— begin —

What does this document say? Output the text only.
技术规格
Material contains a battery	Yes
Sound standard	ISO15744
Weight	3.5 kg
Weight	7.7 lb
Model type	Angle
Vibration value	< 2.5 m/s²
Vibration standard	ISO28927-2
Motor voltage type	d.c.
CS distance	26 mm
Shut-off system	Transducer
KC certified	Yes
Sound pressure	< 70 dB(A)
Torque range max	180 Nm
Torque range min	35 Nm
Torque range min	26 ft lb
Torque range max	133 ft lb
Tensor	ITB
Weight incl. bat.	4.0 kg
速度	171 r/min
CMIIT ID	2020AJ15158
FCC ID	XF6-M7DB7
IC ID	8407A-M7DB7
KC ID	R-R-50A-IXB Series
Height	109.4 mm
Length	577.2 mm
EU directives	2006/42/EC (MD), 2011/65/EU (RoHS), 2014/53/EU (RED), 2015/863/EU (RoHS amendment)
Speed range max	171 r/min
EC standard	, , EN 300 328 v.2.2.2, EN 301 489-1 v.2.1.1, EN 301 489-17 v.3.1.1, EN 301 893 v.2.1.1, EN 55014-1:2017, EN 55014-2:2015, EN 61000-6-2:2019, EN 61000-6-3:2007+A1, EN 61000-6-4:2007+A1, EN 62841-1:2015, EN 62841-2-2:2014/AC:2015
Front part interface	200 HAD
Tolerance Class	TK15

— end —

Gather each line of the records holding the string "Vibration".

§ OUTPUT FOR THIS TASK
Vibration value	< 2.5 m/s²
Vibration standard	ISO28927-2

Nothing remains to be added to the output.